AIM » What follows is a listing. Return every line of it exactly.

---------- RAW DATA ----------

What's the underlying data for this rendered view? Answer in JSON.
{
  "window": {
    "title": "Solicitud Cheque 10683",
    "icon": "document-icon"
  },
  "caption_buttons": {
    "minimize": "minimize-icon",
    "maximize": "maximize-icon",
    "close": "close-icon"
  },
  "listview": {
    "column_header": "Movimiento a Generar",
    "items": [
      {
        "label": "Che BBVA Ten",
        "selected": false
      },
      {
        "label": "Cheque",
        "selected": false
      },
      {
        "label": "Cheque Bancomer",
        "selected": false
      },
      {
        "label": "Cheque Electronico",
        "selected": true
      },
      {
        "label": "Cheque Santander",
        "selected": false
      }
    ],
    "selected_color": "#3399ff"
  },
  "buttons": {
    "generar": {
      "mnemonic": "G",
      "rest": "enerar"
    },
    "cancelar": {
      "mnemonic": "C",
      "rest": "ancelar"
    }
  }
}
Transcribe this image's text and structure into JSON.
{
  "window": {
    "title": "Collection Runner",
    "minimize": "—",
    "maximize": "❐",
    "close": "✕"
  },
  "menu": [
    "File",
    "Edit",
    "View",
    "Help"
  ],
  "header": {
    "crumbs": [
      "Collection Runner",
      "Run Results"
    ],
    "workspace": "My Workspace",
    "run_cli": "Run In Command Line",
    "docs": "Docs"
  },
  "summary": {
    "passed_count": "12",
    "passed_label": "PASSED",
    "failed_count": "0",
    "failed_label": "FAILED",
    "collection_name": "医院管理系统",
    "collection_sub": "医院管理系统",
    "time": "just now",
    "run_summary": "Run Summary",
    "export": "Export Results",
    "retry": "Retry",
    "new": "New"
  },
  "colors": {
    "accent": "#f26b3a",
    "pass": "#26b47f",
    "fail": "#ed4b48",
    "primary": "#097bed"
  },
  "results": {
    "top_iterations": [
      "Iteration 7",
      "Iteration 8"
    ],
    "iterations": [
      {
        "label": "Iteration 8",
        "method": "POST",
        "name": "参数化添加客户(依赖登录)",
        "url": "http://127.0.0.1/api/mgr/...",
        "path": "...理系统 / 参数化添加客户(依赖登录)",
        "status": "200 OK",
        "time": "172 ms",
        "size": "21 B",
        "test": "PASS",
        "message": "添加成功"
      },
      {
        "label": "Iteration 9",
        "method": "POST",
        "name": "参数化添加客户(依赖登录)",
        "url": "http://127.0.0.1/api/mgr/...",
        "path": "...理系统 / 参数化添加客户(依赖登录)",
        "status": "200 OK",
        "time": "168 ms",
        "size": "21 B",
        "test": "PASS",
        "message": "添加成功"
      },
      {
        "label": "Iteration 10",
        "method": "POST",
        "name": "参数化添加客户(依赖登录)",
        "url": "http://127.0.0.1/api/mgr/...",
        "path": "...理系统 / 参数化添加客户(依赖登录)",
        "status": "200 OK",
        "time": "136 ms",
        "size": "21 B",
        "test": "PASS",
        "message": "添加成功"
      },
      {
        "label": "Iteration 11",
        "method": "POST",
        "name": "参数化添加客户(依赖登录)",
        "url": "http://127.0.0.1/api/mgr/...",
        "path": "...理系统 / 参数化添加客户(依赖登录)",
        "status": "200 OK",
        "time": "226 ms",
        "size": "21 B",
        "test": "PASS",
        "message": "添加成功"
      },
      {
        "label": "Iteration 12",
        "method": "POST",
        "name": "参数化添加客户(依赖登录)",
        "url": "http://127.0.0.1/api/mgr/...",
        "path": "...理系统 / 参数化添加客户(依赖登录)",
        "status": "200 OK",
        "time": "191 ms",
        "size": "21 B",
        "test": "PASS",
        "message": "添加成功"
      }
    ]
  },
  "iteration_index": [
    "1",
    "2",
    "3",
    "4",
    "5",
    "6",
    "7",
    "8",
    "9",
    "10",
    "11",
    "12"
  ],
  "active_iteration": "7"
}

----------

RESULT OF THE TASK »
What's the underlying data for this rendered view? Answer in JSON.
{
  "window": {
    "title": "Solicitud Cheque 10683",
    "icon": "document-icon"
  },
  "caption_buttons": {
    "minimize": "minimize-icon",
    "maximize": "maximize-icon",
    "close": "close-icon"
  },
  "listview": {
    "column_header": "Movimiento a Generar",
    "items": [
      {
        "label": "Che BBVA Ten",
        "selected": false
      },
      {
        "label": "Cheque",
        "selected": false
      },
      {
        "label": "Cheque Bancomer",
        "selected": false
      },
      {
        "label": "Cheque Electronico",
        "selected": true
      },
      {
        "label": "Cheque Santander",
        "selected": false
      }
    ],
    "selected_color": "#3399ff"
  },
  "buttons": {
    "generar": {
      "mnemonic": "G",
      "rest": "enerar"
    },
    "cancelar": {
      "mnemonic": "C",
      "rest": "ancelar"
    }
  }
}
Transcribe this image's text and structure into JSON.
{
  "window": {
    "title": "Collection Runner",
    "minimize": "—",
    "maximize": "❐",
    "close": "✕"
  },
  "menu": [
    "File",
    "Edit",
    "View",
    "Help"
  ],
  "header": {
    "crumbs": [
      "Collection Runner",
      "Run Results"
    ],
    "workspace": "My Workspace",
    "run_cli": "Run In Command Line",
    "docs": "Docs"
  },
  "summary": {
    "passed_count": "12",
    "passed_label": "PASSED",
    "failed_count": "0",
    "failed_label": "FAILED",
    "collection_name": "医院管理系统",
    "collection_sub": "医院管理系统",
    "time": "just now",
    "run_summary": "Run Summary",
    "export": "Export Results",
    "retry": "Retry",
    "new": "New"
  },
  "colors": {
    "accent": "#f26b3a",
    "pass": "#26b47f",
    "fail": "#ed4b48",
    "primary": "#097bed"
  },
  "results": {
    "top_iterations": [
      "Iteration 7",
      "Iteration 8"
    ],
    "iterations": [
      {
        "label": "Iteration 8",
        "method": "POST",
        "name": "参数化添加客户(依赖登录)",
        "url": "http://127.0.0.1/api/mgr/...",
        "path": "...理系统 / 参数化添加客户(依赖登录)",
        "status": "200 OK",
        "time": "172 ms",
        "size": "21 B",
        "test": "PASS",
        "message": "添加成功"
      },
      {
        "label": "Iteration 9",
        "method": "POST",
        "name": "参数化添加客户(依赖登录)",
        "url": "http://127.0.0.1/api/mgr/...",
        "path": "...理系统 / 参数化添加客户(依赖登录)",
        "status": "200 OK",
        "time": "168 ms",
        "size": "21 B",
        "test": "PASS",
        "message": "添加成功"
      },
      {
        "label": "Iteration 10",
        "method": "POST",
        "name": "参数化添加客户(依赖登录)",
        "url": "http://127.0.0.1/api/mgr/...",
        "path": "...理系统 / 参数化添加客户(依赖登录)",
        "status": "200 OK",
        "time": "136 ms",
        "size": "21 B",
        "test": "PASS",
        "message": "添加成功"
      },
      {
        "label": "Iteration 11",
        "method": "POST",
        "name": "参数化添加客户(依赖登录)",
        "url": "http://127.0.0.1/api/mgr/...",
        "path": "...理系统 / 参数化添加客户(依赖登录)",
        "status": "200 OK",
        "time": "226 ms",
        "size": "21 B",
        "test": "PASS",
        "message": "添加成功"
      },
      {
        "label": "Iteration 12",
        "method": "POST",
        "name": "参数化添加客户(依赖登录)",
        "url": "http://127.0.0.1/api/mgr/...",
        "path": "...理系统 / 参数化添加客户(依赖登录)",
        "status": "200 OK",
        "time": "191 ms",
        "size": "21 B",
        "test": "PASS",
        "message": "添加成功"
      }
    ]
  },
  "iteration_index": [
    "1",
    "2",
    "3",
    "4",
    "5",
    "6",
    "7",
    "8",
    "9",
    "10",
    "11",
    "12"
  ],
  "active_iteration": "7"
}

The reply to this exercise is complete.